→ **Dataset rows about figures**:
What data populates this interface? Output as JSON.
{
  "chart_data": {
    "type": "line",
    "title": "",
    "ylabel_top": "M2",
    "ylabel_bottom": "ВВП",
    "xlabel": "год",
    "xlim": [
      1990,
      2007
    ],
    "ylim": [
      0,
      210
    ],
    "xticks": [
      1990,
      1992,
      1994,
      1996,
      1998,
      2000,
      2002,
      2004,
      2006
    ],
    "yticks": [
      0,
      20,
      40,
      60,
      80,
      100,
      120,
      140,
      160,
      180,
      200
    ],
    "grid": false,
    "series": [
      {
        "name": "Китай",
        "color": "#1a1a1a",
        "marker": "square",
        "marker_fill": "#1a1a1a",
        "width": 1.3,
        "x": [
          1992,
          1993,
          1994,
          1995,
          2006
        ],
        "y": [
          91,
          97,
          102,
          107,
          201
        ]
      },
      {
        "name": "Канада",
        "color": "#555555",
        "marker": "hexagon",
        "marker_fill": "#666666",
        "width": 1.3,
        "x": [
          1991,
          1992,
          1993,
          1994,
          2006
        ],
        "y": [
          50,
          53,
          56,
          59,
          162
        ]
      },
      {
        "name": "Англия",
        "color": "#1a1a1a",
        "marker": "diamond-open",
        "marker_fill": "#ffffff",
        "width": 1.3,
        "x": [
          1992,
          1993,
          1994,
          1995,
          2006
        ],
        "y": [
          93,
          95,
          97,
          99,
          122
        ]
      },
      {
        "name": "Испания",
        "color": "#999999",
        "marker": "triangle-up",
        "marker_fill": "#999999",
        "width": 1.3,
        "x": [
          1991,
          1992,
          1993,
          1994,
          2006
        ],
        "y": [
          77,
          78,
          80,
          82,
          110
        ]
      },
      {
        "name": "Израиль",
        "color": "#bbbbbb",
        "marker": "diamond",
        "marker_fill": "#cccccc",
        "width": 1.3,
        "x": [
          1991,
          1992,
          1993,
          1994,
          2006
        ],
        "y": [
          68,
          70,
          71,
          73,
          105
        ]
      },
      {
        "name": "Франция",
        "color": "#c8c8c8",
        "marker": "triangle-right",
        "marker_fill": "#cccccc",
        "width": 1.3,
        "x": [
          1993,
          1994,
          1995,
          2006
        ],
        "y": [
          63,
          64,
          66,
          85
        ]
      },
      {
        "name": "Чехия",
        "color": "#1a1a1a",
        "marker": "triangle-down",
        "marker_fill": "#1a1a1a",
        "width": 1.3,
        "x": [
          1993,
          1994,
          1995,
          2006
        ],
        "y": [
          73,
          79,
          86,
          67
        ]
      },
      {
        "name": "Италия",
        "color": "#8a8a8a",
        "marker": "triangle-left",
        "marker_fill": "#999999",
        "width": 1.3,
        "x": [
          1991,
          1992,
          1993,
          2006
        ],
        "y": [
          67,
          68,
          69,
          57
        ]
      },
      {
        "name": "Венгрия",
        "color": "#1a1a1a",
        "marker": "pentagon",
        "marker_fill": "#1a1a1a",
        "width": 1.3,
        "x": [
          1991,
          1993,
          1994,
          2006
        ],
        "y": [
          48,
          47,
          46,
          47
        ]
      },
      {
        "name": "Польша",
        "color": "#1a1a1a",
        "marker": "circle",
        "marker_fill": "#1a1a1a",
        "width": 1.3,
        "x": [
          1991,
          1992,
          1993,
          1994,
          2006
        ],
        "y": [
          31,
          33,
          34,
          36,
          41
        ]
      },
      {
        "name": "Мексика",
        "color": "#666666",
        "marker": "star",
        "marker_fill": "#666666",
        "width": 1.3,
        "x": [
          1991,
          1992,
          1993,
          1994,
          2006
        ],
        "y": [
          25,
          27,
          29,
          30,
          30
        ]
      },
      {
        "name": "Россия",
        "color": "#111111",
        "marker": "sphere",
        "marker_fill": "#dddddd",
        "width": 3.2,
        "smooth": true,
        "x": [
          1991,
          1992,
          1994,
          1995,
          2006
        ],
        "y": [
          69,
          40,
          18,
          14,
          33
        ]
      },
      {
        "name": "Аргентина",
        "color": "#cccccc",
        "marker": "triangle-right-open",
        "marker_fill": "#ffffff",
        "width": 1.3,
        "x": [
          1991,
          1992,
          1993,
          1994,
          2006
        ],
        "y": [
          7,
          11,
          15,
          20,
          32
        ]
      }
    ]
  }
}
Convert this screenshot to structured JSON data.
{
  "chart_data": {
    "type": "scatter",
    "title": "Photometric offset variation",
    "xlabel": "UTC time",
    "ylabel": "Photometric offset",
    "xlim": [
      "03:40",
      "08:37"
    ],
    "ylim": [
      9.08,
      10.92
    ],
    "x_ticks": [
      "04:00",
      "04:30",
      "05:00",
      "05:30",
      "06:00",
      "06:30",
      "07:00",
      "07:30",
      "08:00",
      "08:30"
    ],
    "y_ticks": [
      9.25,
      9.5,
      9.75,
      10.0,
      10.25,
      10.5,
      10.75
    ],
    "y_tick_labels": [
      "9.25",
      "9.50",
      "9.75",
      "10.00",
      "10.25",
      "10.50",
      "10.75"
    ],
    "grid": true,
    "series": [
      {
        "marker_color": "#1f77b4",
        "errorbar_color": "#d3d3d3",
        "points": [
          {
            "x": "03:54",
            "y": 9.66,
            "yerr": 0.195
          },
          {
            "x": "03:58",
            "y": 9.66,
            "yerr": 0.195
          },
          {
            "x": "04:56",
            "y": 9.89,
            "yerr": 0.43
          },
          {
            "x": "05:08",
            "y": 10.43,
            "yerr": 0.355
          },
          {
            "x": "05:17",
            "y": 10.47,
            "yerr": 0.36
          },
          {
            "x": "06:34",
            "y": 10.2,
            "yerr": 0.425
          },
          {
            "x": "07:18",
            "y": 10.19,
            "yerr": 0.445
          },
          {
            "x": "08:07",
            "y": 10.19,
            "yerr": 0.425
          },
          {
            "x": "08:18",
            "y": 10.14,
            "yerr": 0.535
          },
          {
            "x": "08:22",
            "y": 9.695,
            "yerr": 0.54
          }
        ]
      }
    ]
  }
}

→ **Aim**:
From the records above, please extract every line and repeat it exactly.

→ **Written answer**:
What data populates this interface? Output as JSON.
{
  "chart_data": {
    "type": "line",
    "title": "",
    "ylabel_top": "M2",
    "ylabel_bottom": "ВВП",
    "xlabel": "год",
    "xlim": [
      1990,
      2007
    ],
    "ylim": [
      0,
      210
    ],
    "xticks": [
      1990,
      1992,
      1994,
      1996,
      1998,
      2000,
      2002,
      2004,
      2006
    ],
    "yticks": [
      0,
      20,
      40,
      60,
      80,
      100,
      120,
      140,
      160,
      180,
      200
    ],
    "grid": false,
    "series": [
      {
        "name": "Китай",
        "color": "#1a1a1a",
        "marker": "square",
        "marker_fill": "#1a1a1a",
        "width": 1.3,
        "x": [
          1992,
          1993,
          1994,
          1995,
          2006
        ],
        "y": [
          91,
          97,
          102,
          107,
          201
        ]
      },
      {
        "name": "Канада",
        "color": "#555555",
        "marker": "hexagon",
        "marker_fill": "#666666",
        "width": 1.3,
        "x": [
          1991,
          1992,
          1993,
          1994,
          2006
        ],
        "y": [
          50,
          53,
          56,
          59,
          162
        ]
      },
      {
        "name": "Англия",
        "color": "#1a1a1a",
        "marker": "diamond-open",
        "marker_fill": "#ffffff",
        "width": 1.3,
        "x": [
          1992,
          1993,
          1994,
          1995,
          2006
        ],
        "y": [
          93,
          95,
          97,
          99,
          122
        ]
      },
      {
        "name": "Испания",
        "color": "#999999",
        "marker": "triangle-up",
        "marker_fill": "#999999",
        "width": 1.3,
        "x": [
          1991,
          1992,
          1993,
          1994,
          2006
        ],
        "y": [
          77,
          78,
          80,
          82,
          110
        ]
      },
      {
        "name": "Израиль",
        "color": "#bbbbbb",
        "marker": "diamond",
        "marker_fill": "#cccccc",
        "width": 1.3,
        "x": [
          1991,
          1992,
          1993,
          1994,
          2006
        ],
        "y": [
          68,
          70,
          71,
          73,
          105
        ]
      },
      {
        "name": "Франция",
        "color": "#c8c8c8",
        "marker": "triangle-right",
        "marker_fill": "#cccccc",
        "width": 1.3,
        "x": [
          1993,
          1994,
          1995,
          2006
        ],
        "y": [
          63,
          64,
          66,
          85
        ]
      },
      {
        "name": "Чехия",
        "color": "#1a1a1a",
        "marker": "triangle-down",
        "marker_fill": "#1a1a1a",
        "width": 1.3,
        "x": [
          1993,
          1994,
          1995,
          2006
        ],
        "y": [
          73,
          79,
          86,
          67
        ]
      },
      {
        "name": "Италия",
        "color": "#8a8a8a",
        "marker": "triangle-left",
        "marker_fill": "#999999",
        "width": 1.3,
        "x": [
          1991,
          1992,
          1993,
          2006
        ],
        "y": [
          67,
          68,
          69,
          57
        ]
      },
      {
        "name": "Венгрия",
        "color": "#1a1a1a",
        "marker": "pentagon",
        "marker_fill": "#1a1a1a",
        "width": 1.3,
        "x": [
          1991,
          1993,
          1994,
          2006
        ],
        "y": [
          48,
          47,
          46,
          47
        ]
      },
      {
        "name": "Польша",
        "color": "#1a1a1a",
        "marker": "circle",
        "marker_fill": "#1a1a1a",
        "width": 1.3,
        "x": [
          1991,
          1992,
          1993,
          1994,
          2006
        ],
        "y": [
          31,
          33,
          34,
          36,
          41
        ]
      },
      {
        "name": "Мексика",
        "color": "#666666",
        "marker": "star",
        "marker_fill": "#666666",
        "width": 1.3,
        "x": [
          1991,
          1992,
          1993,
          1994,
          2006
        ],
        "y": [
          25,
          27,
          29,
          30,
          30
        ]
      },
      {
        "name": "Россия",
        "color": "#111111",
        "marker": "sphere",
        "marker_fill": "#dddddd",
        "width": 3.2,
        "smooth": true,
        "x": [
          1991,
          1992,
          1994,
          1995,
          2006
        ],
        "y": [
          69,
          40,
          18,
          14,
          33
        ]
      },
      {
        "name": "Аргентина",
        "color": "#cccccc",
        "marker": "triangle-right-open",
        "marker_fill": "#ffffff",
        "width": 1.3,
        "x": [
          1991,
          1992,
          1993,
          1994,
          2006
        ],
        "y": [
          7,
          11,
          15,
          20,
          32
        ]
      }
    ]
  }
}
Convert this screenshot to structured JSON data.
{
  "chart_data": {
    "type": "scatter",
    "title": "Photometric offset variation",
    "xlabel": "UTC time",
    "ylabel": "Photometric offset",
    "xlim": [
      "03:40",
      "08:37"
    ],
    "ylim": [
      9.08,
      10.92
    ],
    "x_ticks": [
      "04:00",
      "04:30",
      "05:00",
      "05:30",
      "06:00",
      "06:30",
      "07:00",
      "07:30",
      "08:00",
      "08:30"
    ],
    "y_ticks": [
      9.25,
      9.5,
      9.75,
      10.0,
      10.25,
      10.5,
      10.75
    ],
    "y_tick_labels": [
      "9.25",
      "9.50",
      "9.75",
      "10.00",
      "10.25",
      "10.50",
      "10.75"
    ],
    "grid": true,
    "series": [
      {
        "marker_color": "#1f77b4",
        "errorbar_color": "#d3d3d3",
        "points": [
          {
            "x": "03:54",
            "y": 9.66,
            "yerr": 0.195
          },
          {
            "x": "03:58",
            "y": 9.66,
            "yerr": 0.195
          },
          {
            "x": "04:56",
            "y": 9.89,
            "yerr": 0.43
          },
          {
            "x": "05:08",
            "y": 10.43,
            "yerr": 0.355
          },
          {
            "x": "05:17",
            "y": 10.47,
            "yerr": 0.36
          },
          {
            "x": "06:34",
            "y": 10.2,
            "yerr": 0.425
          },
          {
            "x": "07:18",
            "y": 10.19,
            "yerr": 0.445
          },
          {
            "x": "08:07",
            "y": 10.19,
            "yerr": 0.425
          },
          {
            "x": "08:18",
            "y": 10.14,
            "yerr": 0.535
          },
          {
            "x": "08:22",
            "y": 9.695,
            "yerr": 0.54
          }
        ]
      }
    ]
  }
}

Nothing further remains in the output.